[Data records]

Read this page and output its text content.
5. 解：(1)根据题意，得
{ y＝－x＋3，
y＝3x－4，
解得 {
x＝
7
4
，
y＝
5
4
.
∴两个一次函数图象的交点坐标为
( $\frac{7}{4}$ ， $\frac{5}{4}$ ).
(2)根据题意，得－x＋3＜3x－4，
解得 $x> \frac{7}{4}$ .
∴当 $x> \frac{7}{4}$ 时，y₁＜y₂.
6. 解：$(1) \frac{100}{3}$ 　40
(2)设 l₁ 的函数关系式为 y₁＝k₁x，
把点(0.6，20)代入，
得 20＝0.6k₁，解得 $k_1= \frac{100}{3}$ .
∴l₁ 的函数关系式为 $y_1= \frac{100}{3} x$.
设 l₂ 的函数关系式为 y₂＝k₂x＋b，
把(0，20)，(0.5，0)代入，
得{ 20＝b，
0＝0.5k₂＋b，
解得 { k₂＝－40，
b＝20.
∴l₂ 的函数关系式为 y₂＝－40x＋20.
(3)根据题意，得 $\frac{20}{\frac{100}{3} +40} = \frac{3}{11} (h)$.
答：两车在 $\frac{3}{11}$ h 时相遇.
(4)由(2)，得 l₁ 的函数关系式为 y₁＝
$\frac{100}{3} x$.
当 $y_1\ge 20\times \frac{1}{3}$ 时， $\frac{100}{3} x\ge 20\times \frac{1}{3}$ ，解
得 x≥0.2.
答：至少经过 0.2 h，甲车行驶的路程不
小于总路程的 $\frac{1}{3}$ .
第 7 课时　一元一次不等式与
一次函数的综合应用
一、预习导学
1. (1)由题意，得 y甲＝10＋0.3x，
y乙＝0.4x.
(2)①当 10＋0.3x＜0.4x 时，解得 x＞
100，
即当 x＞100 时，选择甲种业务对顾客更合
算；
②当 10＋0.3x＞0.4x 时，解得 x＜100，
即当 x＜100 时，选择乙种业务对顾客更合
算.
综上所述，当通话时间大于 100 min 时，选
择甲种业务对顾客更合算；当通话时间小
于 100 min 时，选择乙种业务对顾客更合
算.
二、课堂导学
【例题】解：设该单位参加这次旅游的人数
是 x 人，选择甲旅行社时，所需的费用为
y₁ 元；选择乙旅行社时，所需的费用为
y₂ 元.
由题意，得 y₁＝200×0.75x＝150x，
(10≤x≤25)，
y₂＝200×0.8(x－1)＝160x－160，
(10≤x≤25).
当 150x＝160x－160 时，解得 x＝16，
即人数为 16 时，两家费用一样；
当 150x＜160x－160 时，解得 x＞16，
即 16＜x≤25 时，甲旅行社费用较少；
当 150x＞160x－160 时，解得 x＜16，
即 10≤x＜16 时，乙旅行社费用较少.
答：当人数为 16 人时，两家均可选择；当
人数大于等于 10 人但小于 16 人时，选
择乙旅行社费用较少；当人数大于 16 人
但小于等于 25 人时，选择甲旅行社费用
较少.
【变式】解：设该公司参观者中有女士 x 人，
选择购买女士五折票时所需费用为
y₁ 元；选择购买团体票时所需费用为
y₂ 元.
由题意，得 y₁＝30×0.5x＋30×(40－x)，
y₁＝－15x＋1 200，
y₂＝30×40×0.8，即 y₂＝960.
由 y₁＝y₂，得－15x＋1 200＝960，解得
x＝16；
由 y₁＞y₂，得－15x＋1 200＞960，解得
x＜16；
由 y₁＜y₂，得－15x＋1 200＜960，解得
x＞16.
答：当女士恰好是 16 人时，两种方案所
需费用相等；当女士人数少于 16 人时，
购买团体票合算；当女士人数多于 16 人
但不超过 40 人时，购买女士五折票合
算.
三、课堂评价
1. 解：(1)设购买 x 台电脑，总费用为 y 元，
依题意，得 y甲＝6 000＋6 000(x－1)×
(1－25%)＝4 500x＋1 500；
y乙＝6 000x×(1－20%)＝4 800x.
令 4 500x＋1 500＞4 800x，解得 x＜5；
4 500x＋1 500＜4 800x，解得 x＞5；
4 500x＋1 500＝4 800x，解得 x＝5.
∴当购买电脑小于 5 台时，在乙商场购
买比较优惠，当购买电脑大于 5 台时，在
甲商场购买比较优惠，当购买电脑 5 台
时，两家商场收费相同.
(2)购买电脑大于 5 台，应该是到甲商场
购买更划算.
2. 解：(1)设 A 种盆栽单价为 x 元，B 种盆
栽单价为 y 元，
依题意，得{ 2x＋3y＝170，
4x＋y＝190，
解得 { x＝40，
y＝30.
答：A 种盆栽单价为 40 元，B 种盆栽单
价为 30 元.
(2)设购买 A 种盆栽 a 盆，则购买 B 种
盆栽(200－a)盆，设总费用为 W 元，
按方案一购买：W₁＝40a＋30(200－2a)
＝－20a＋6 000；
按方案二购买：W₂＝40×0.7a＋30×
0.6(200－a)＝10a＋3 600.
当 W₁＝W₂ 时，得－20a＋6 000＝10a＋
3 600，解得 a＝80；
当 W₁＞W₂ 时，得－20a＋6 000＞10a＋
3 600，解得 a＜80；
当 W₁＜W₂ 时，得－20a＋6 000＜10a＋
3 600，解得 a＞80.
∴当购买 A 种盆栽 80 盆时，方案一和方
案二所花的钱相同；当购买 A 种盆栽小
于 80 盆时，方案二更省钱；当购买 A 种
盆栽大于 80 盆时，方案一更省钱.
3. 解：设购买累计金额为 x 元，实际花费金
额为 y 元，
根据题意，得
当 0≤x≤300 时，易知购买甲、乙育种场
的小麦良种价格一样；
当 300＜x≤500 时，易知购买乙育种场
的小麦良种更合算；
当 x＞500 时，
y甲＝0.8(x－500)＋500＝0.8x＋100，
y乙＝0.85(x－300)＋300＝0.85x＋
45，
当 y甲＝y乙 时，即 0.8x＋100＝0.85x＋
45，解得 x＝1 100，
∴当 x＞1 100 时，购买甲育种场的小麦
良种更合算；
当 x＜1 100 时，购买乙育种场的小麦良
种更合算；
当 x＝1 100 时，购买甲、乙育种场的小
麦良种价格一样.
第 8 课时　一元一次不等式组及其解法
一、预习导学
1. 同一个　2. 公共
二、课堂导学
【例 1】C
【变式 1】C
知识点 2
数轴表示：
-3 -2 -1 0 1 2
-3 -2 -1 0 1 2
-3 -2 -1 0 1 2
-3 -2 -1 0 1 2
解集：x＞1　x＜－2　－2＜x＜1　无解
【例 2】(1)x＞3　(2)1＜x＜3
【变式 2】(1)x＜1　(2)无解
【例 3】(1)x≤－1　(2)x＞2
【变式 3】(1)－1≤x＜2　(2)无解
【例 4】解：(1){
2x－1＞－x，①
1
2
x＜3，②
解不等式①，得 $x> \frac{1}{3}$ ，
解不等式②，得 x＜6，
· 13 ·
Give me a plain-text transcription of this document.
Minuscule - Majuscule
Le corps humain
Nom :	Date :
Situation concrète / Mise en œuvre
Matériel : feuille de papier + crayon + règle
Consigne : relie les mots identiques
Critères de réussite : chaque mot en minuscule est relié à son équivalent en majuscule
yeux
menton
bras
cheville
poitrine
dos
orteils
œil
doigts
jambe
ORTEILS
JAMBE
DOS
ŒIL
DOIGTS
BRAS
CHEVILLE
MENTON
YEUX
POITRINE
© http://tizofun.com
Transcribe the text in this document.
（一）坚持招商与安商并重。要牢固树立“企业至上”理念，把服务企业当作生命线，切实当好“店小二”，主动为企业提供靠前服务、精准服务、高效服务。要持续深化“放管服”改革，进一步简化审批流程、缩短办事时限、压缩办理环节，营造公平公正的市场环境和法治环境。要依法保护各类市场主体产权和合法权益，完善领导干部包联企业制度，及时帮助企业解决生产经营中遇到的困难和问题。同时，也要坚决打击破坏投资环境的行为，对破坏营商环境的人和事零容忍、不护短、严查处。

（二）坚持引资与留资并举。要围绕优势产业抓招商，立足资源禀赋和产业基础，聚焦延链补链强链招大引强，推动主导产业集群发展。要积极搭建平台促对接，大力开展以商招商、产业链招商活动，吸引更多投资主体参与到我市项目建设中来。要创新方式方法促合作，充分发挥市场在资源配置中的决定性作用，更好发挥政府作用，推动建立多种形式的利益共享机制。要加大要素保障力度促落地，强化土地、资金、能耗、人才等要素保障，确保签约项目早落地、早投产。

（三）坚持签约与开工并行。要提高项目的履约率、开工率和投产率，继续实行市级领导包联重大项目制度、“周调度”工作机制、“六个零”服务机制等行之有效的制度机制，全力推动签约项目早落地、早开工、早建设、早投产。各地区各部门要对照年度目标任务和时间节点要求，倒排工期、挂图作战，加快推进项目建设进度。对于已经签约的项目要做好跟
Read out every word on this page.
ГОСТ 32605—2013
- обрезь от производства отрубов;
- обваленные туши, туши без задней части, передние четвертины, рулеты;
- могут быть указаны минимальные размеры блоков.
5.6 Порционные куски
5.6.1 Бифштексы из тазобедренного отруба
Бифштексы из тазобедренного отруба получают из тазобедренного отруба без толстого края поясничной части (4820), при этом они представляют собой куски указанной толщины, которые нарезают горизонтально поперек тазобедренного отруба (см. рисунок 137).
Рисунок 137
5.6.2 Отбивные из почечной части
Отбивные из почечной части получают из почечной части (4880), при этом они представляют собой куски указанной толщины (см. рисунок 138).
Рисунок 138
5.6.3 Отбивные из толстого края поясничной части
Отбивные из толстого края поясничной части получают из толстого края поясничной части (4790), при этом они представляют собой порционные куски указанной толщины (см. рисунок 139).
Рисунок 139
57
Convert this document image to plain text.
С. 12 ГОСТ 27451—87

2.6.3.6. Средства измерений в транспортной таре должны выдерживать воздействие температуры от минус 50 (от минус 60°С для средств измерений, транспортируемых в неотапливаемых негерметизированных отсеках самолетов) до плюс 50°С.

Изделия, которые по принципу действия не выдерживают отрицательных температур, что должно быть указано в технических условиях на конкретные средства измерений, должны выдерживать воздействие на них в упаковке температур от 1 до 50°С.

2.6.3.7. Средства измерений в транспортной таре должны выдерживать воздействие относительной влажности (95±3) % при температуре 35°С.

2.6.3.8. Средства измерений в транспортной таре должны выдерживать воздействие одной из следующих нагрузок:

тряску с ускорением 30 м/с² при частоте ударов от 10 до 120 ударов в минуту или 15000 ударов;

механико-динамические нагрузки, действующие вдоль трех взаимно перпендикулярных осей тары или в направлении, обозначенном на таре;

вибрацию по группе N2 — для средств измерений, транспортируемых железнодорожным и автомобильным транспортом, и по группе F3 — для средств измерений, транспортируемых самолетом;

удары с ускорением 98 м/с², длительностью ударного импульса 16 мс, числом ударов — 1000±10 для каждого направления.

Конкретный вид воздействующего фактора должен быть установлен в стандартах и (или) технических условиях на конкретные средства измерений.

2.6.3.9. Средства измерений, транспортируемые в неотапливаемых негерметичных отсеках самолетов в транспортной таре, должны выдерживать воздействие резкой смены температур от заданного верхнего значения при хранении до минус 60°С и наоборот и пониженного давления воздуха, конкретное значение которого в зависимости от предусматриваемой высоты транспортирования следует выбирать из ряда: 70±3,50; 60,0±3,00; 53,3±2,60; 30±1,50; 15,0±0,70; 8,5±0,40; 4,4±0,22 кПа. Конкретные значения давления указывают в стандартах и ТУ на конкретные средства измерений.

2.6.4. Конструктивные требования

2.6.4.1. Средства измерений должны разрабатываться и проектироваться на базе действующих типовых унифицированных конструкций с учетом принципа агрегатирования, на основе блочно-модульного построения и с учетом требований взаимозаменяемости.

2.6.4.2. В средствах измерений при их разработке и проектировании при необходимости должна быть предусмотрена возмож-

**GOAL OF THE EXERCISE**. Looking at the listing above, how many of its lines contain the string "page"? Give the number alone.

**SOLUTION FOR THIS PROBLEM**. 2